## WHAT TO PRODUCE:
Take every line that has the string "antara" and copy it out.

## EXCERPTED RECORDS:

## Begin

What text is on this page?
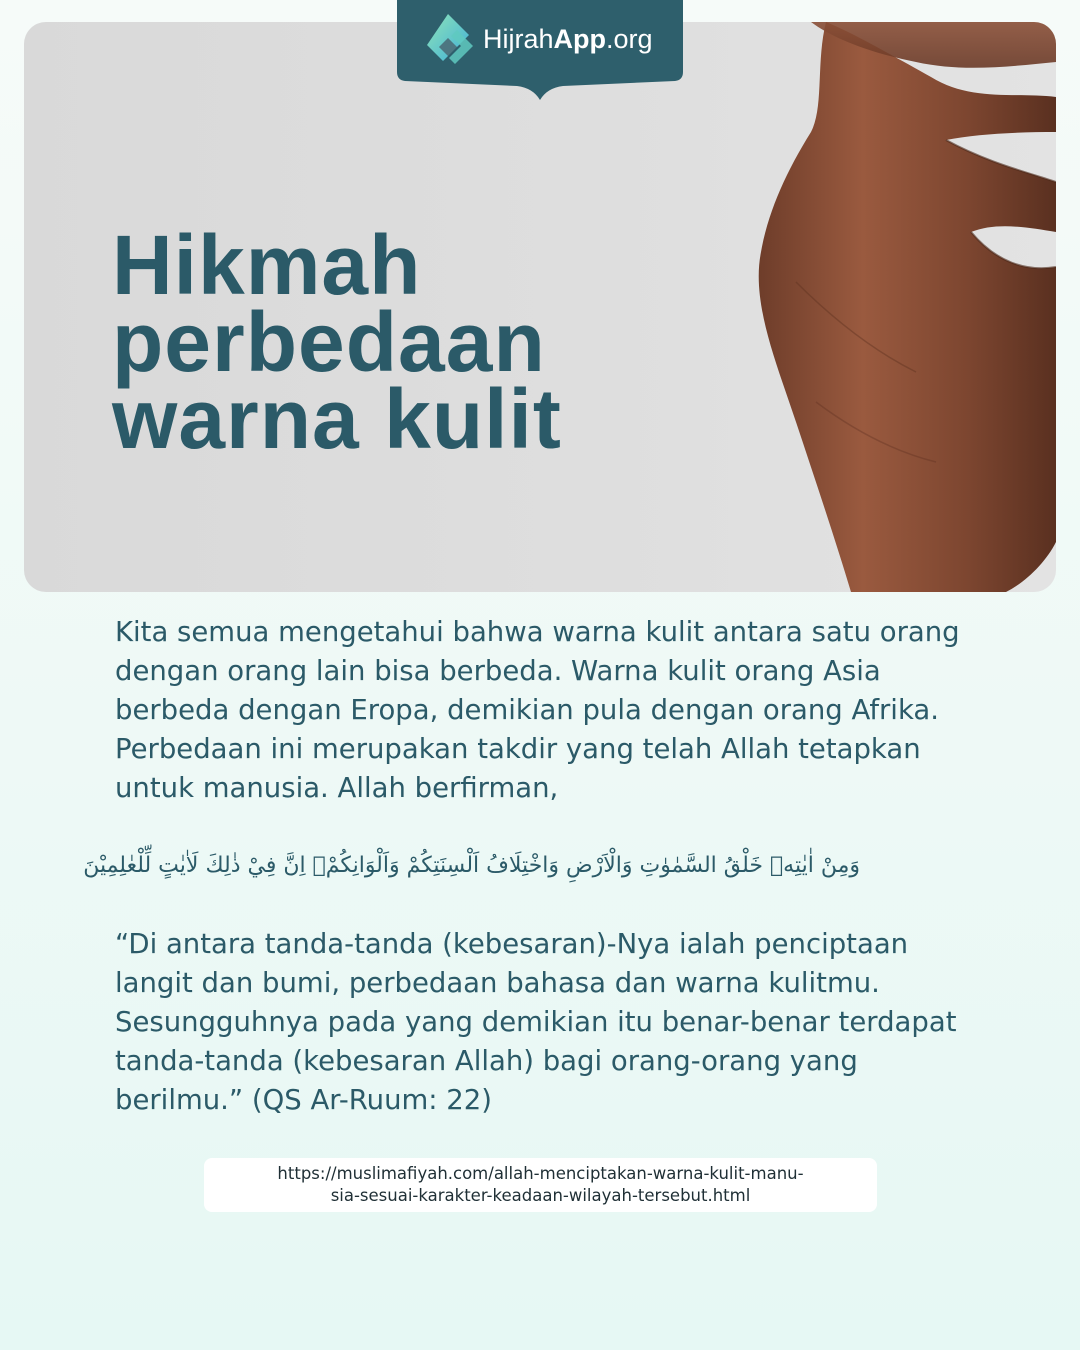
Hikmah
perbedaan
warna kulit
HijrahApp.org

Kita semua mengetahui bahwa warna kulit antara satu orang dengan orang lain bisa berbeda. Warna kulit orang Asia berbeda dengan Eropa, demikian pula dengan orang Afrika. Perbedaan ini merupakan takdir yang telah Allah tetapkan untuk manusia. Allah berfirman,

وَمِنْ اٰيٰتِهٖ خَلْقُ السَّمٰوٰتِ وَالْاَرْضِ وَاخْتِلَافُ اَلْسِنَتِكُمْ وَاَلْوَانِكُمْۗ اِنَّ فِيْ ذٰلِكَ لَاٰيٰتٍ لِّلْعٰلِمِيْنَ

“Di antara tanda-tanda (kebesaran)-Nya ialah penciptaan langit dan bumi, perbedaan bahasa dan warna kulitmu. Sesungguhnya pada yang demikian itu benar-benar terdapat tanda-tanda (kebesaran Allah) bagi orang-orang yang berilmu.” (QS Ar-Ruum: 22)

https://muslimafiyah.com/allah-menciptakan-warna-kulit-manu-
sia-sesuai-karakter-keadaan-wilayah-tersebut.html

## End
## Begin

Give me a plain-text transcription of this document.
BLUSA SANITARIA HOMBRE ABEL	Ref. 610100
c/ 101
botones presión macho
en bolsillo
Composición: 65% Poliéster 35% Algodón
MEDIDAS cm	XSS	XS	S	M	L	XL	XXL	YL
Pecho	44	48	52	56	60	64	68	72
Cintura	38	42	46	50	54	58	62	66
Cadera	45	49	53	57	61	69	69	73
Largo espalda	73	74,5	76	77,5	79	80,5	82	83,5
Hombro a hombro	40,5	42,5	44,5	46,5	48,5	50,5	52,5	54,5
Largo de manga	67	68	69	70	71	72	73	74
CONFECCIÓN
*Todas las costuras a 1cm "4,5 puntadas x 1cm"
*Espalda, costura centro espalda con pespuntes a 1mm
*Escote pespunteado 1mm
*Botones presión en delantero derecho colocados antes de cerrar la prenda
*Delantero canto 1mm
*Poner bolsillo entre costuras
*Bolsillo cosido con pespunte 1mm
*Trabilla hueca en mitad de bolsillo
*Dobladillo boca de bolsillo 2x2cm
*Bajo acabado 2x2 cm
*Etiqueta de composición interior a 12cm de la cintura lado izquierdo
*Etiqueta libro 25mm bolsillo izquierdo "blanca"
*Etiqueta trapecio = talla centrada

## End
## Begin

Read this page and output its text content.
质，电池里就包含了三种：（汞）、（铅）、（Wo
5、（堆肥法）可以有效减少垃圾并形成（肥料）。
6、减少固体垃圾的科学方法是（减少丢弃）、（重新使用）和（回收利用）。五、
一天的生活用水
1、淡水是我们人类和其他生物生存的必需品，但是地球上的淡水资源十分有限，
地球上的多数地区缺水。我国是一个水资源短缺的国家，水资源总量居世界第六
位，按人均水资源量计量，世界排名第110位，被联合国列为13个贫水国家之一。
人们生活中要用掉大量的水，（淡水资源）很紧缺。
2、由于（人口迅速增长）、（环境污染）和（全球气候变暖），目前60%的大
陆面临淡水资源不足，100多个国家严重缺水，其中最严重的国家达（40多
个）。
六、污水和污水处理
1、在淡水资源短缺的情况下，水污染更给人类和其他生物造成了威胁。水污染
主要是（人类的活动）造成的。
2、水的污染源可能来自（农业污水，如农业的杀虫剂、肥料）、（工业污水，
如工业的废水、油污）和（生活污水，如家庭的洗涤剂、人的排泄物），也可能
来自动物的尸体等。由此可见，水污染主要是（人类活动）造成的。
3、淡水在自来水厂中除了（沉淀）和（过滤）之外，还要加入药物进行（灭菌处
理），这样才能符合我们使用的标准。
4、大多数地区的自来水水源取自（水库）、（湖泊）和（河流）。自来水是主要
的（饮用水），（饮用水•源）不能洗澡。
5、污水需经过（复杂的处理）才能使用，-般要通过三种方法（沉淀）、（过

## End

## EXERCISE RESULT:
Kita semua mengetahui bahwa warna kulit antara satu orang dengan orang lain bisa berbeda. Warna kulit orang Asia berbeda dengan Eropa, demikian pula dengan orang Afrika. Perbedaan ini merupakan takdir yang telah Allah tetapkan untuk manusia. Allah berfirman,
“Di antara tanda-tanda (kebesaran)-Nya ialah penciptaan langit dan bumi, perbedaan bahasa dan warna kulitmu. Sesungguhnya pada yang demikian itu benar-benar terdapat tanda-tanda (kebesaran Allah) bagi orang-orang yang berilmu.” (QS Ar-Ruum: 22)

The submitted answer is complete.